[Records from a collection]

+++++

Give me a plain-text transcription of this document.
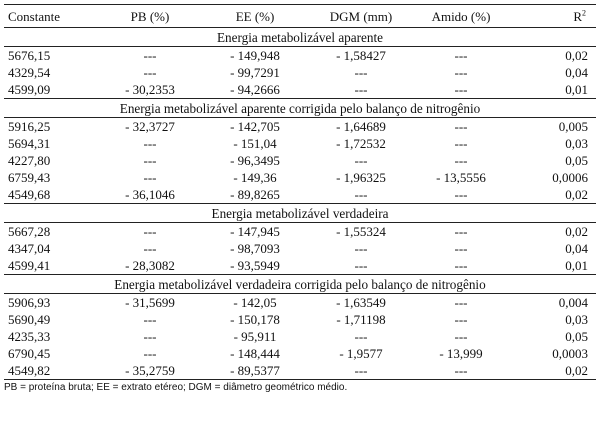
Constante	PB (%)	EE (%)	DGM (mm)	Amido (%)	$R^2$
Energia metabolizável aparente					
5676,15	---	- 149,948	- 1,58427	---	0,02
4329,54	---	- 99,7291	---	---	0,04
4599,09	- 30,2353	- 94,2666	---	---	0,01
Energia metabolizável aparente corrigida pelo balanço de nitrogênio					
5916,25	- 32,3727	- 142,705	- 1,64689	---	0,005
5694,31	---	- 151,04	- 1,72532	---	0,03
4227,80	---	- 96,3495	---	---	0,05
6759,43	---	- 149,36	- 1,96325	- 13,5556	0,0006
4549,68	- 36,1046	- 89,8265	---	---	0,02
Energia metabolizável verdadeira					
5667,28	---	- 147,945	- 1,55324	---	0,02
4347,04	---	- 98,7093	---	---	0,04
4599,41	- 28,3082	- 93,5949	---	---	0,01
Energia metabolizável verdadeira corrigida pelo balanço de nitrogênio					
5906,93	- 31,5699	- 142,05	- 1,63549	---	0,004
5690,49	---	- 150,178	- 1,71198	---	0,03
4235,33	---	- 95,911	---	---	0,05
6790,45	---	- 148,444	- 1,9577	- 13,999	0,0003
4549,82	- 35,2759	- 89,5377	---	---	0,02
PB = proteína bruta; EE = extrato etéreo; DGM = diâmetro geométrico médio.
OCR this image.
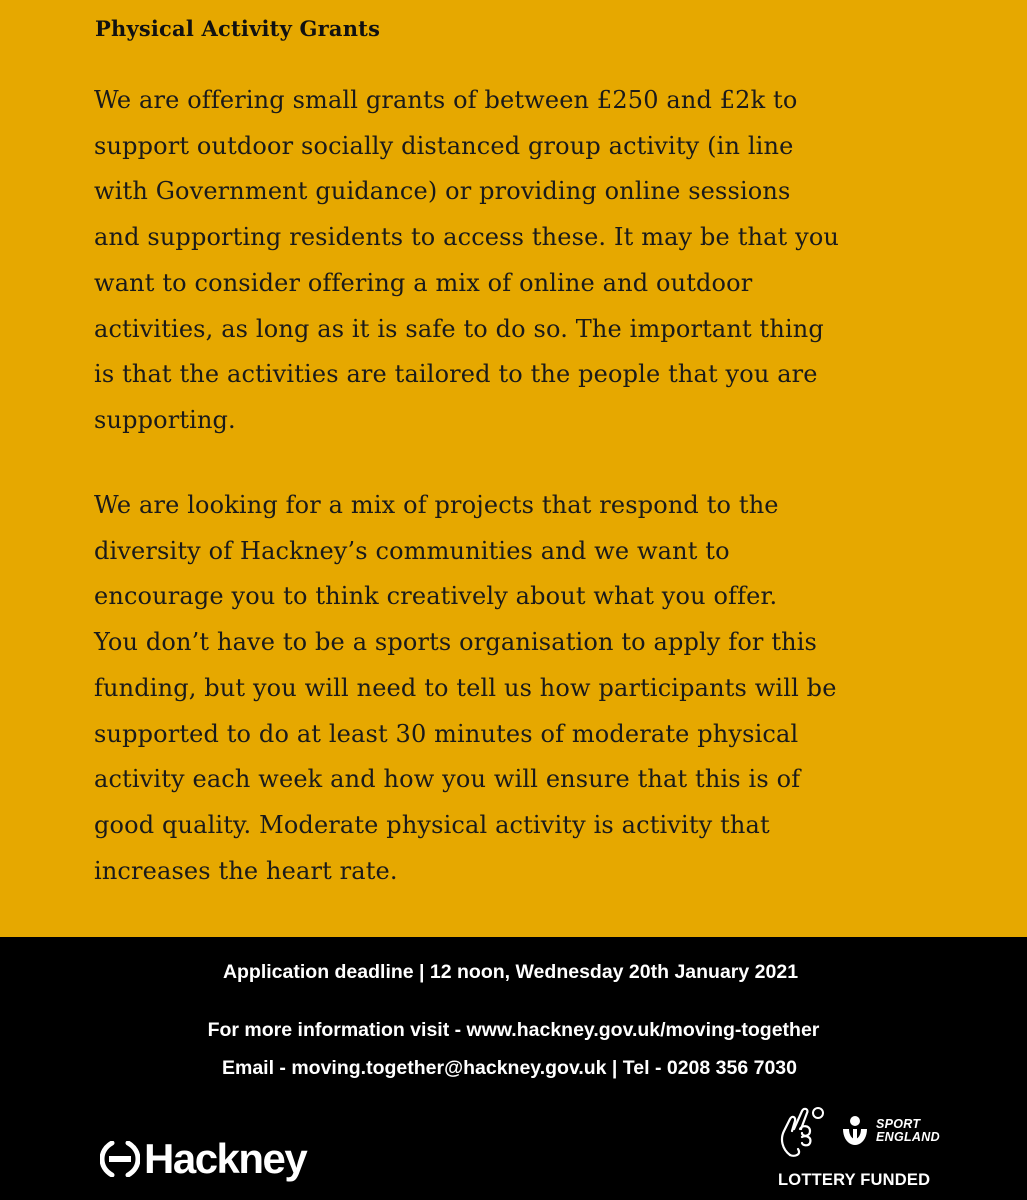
Physical Activity Grants

We are offering small grants of between £250 and £2k to
support outdoor socially distanced group activity (in line
with Government guidance) or providing online sessions
and supporting residents to access these. It may be that you
want to consider offering a mix of online and outdoor
activities, as long as it is safe to do so. The important thing
is that the activities are tailored to the people that you are
supporting.

We are looking for a mix of projects that respond to the
diversity of Hackney’s communities and we want to
encourage you to think creatively about what you offer.
You don’t have to be a sports organisation to apply for this
funding, but you will need to tell us how participants will be
supported to do at least 30 minutes of moderate physical
activity each week and how you will ensure that this is of
good quality. Moderate physical activity is activity that
increases the heart rate.

Application deadline | 12 noon, Wednesday 20th January 2021
For more information visit - www.hackney.gov.uk/moving-together
Email - moving.together@hackney.gov.uk | Tel - 0208 356 7030
Hackney
SPORT
ENGLAND
LOTTERY FUNDED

+++++

■ **Exercise**: Out of the records, collect only those lines that contain the string "metabolizável".

■ **Output below**:
Energia metabolizável aparente					
Energia metabolizável aparente corrigida pelo balanço de nitrogênio					
Energia metabolizável verdadeira					
Energia metabolizável verdadeira corrigida pelo balanço de nitrogênio					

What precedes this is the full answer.